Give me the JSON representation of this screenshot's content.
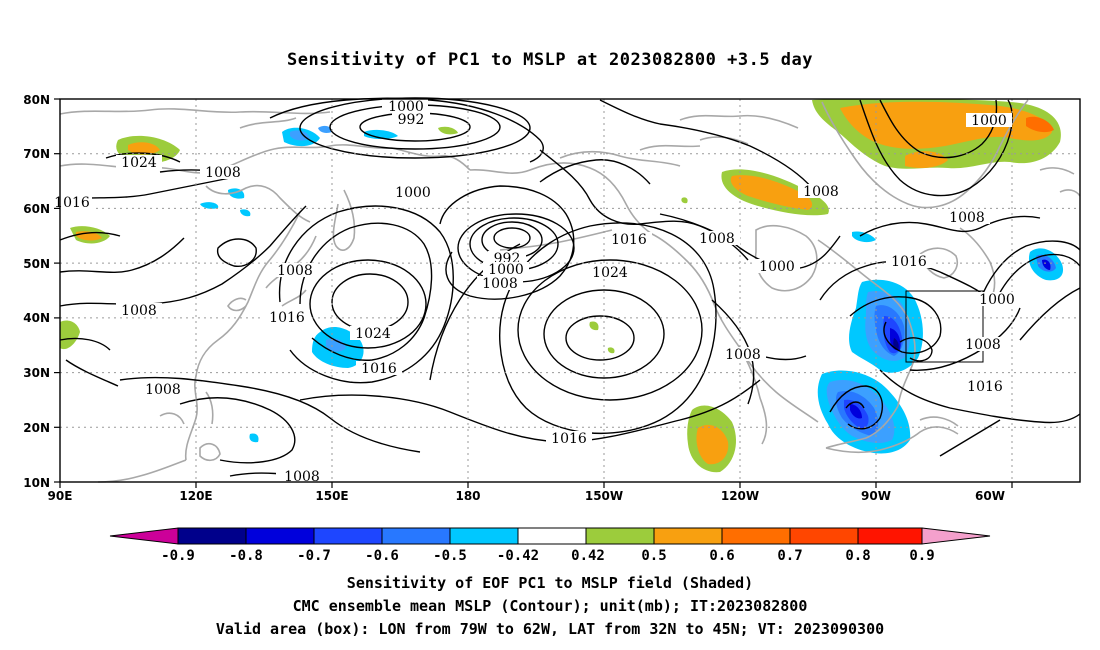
{
  "title": "Sensitivity of PC1 to MSLP at 2023082800 +3.5 day",
  "map": {
    "lat_labels": [
      "80N",
      "70N",
      "60N",
      "50N",
      "40N",
      "30N",
      "20N",
      "10N"
    ],
    "lon_labels": [
      "90E",
      "120E",
      "150E",
      "180",
      "150W",
      "120W",
      "90W",
      "60W"
    ],
    "colors": {
      "coast": "#a8a8a8",
      "contour": "#000000",
      "neg_09": "#00008b",
      "neg_08": "#0000dc",
      "neg_07": "#1e46ff",
      "neg_06": "#2878ff",
      "neg_05": "#3ca0ff",
      "neg_042": "#00c8ff",
      "pos_042": "#9ccc3c",
      "pos_05": "#f8a010",
      "pos_06": "#ff6e00",
      "pos_07": "#ff4600",
      "pos_08": "#ff1400",
      "tri_neg": "#cc0099",
      "tri_pos": "#f4a0cc"
    },
    "contour_labels": [
      {
        "text": "1000",
        "id": "c1000-a"
      },
      {
        "text": "992",
        "id": "c992-a"
      },
      {
        "text": "1024",
        "id": "c1024-a"
      },
      {
        "text": "1008",
        "id": "c1008-a"
      },
      {
        "text": "1016",
        "id": "c1016-a"
      },
      {
        "text": "1000",
        "id": "c1000-b"
      },
      {
        "text": "1008",
        "id": "c1008-b"
      },
      {
        "text": "1016",
        "id": "c1016-b"
      },
      {
        "text": "1024",
        "id": "c1024-b"
      },
      {
        "text": "1016",
        "id": "c1016-c"
      },
      {
        "text": "1008",
        "id": "c1008-c"
      },
      {
        "text": "1008",
        "id": "c1008-d"
      },
      {
        "text": "992",
        "id": "c992-b"
      },
      {
        "text": "1000",
        "id": "c1000-c"
      },
      {
        "text": "1008",
        "id": "c1008-e"
      },
      {
        "text": "1016",
        "id": "c1016-d"
      },
      {
        "text": "1024",
        "id": "c1024-c"
      },
      {
        "text": "1016",
        "id": "c1016-e"
      },
      {
        "text": "1008",
        "id": "c1008-f"
      },
      {
        "text": "1008",
        "id": "c1008-g"
      },
      {
        "text": "1000",
        "id": "c1000-d"
      },
      {
        "text": "1008",
        "id": "c1008-h"
      },
      {
        "text": "1008",
        "id": "c1008-i"
      },
      {
        "text": "1016",
        "id": "c1016-f"
      },
      {
        "text": "1008",
        "id": "c1008-j"
      },
      {
        "text": "1000",
        "id": "c1000-e"
      },
      {
        "text": "1000",
        "id": "c1000-f"
      },
      {
        "text": "1008",
        "id": "c1008-k"
      },
      {
        "text": "1016",
        "id": "c1016-g"
      },
      {
        "text": "1016",
        "id": "c1016-h"
      },
      {
        "text": "1008",
        "id": "c1008-l"
      }
    ]
  },
  "colorbar": {
    "labels": [
      "-0.9",
      "-0.8",
      "-0.7",
      "-0.6",
      "-0.5",
      "-0.42",
      "0.42",
      "0.5",
      "0.6",
      "0.7",
      "0.8",
      "0.9"
    ]
  },
  "captions": {
    "line1": "Sensitivity of EOF PC1 to MSLP field (Shaded)",
    "line2": "CMC ensemble mean MSLP (Contour); unit(mb); IT:2023082800",
    "line3": "Valid area (box): LON from 79W to 62W, LAT from 32N to 45N; VT: 2023090300"
  }
}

### The task:
Nothing in the entries above should change when they are printed again, except that the pictures are dropped.

### Task output:
Give me the JSON representation of this screenshot's content.
{
  "title": "Sensitivity of PC1 to MSLP at 2023082800 +3.5 day",
  "map": {
    "lat_labels": [
      "80N",
      "70N",
      "60N",
      "50N",
      "40N",
      "30N",
      "20N",
      "10N"
    ],
    "lon_labels": [
      "90E",
      "120E",
      "150E",
      "180",
      "150W",
      "120W",
      "90W",
      "60W"
    ],
    "colors": {
      "coast": "#a8a8a8",
      "contour": "#000000",
      "neg_09": "#00008b",
      "neg_08": "#0000dc",
      "neg_07": "#1e46ff",
      "neg_06": "#2878ff",
      "neg_05": "#3ca0ff",
      "neg_042": "#00c8ff",
      "pos_042": "#9ccc3c",
      "pos_05": "#f8a010",
      "pos_06": "#ff6e00",
      "pos_07": "#ff4600",
      "pos_08": "#ff1400",
      "tri_neg": "#cc0099",
      "tri_pos": "#f4a0cc"
    },
    "contour_labels": [
      {
        "text": "1000",
        "id": "c1000-a"
      },
      {
        "text": "992",
        "id": "c992-a"
      },
      {
        "text": "1024",
        "id": "c1024-a"
      },
      {
        "text": "1008",
        "id": "c1008-a"
      },
      {
        "text": "1016",
        "id": "c1016-a"
      },
      {
        "text": "1000",
        "id": "c1000-b"
      },
      {
        "text": "1008",
        "id": "c1008-b"
      },
      {
        "text": "1016",
        "id": "c1016-b"
      },
      {
        "text": "1024",
        "id": "c1024-b"
      },
      {
        "text": "1016",
        "id": "c1016-c"
      },
      {
        "text": "1008",
        "id": "c1008-c"
      },
      {
        "text": "1008",
        "id": "c1008-d"
      },
      {
        "text": "992",
        "id": "c992-b"
      },
      {
        "text": "1000",
        "id": "c1000-c"
      },
      {
        "text": "1008",
        "id": "c1008-e"
      },
      {
        "text": "1016",
        "id": "c1016-d"
      },
      {
        "text": "1024",
        "id": "c1024-c"
      },
      {
        "text": "1016",
        "id": "c1016-e"
      },
      {
        "text": "1008",
        "id": "c1008-f"
      },
      {
        "text": "1008",
        "id": "c1008-g"
      },
      {
        "text": "1000",
        "id": "c1000-d"
      },
      {
        "text": "1008",
        "id": "c1008-h"
      },
      {
        "text": "1008",
        "id": "c1008-i"
      },
      {
        "text": "1016",
        "id": "c1016-f"
      },
      {
        "text": "1008",
        "id": "c1008-j"
      },
      {
        "text": "1000",
        "id": "c1000-e"
      },
      {
        "text": "1000",
        "id": "c1000-f"
      },
      {
        "text": "1008",
        "id": "c1008-k"
      },
      {
        "text": "1016",
        "id": "c1016-g"
      },
      {
        "text": "1016",
        "id": "c1016-h"
      },
      {
        "text": "1008",
        "id": "c1008-l"
      }
    ]
  },
  "colorbar": {
    "labels": [
      "-0.9",
      "-0.8",
      "-0.7",
      "-0.6",
      "-0.5",
      "-0.42",
      "0.42",
      "0.5",
      "0.6",
      "0.7",
      "0.8",
      "0.9"
    ]
  },
  "captions": {
    "line1": "Sensitivity of EOF PC1 to MSLP field (Shaded)",
    "line2": "CMC ensemble mean MSLP (Contour); unit(mb); IT:2023082800",
    "line3": "Valid area (box): LON from 79W to 62W, LAT from 32N to 45N; VT: 2023090300"
  }
}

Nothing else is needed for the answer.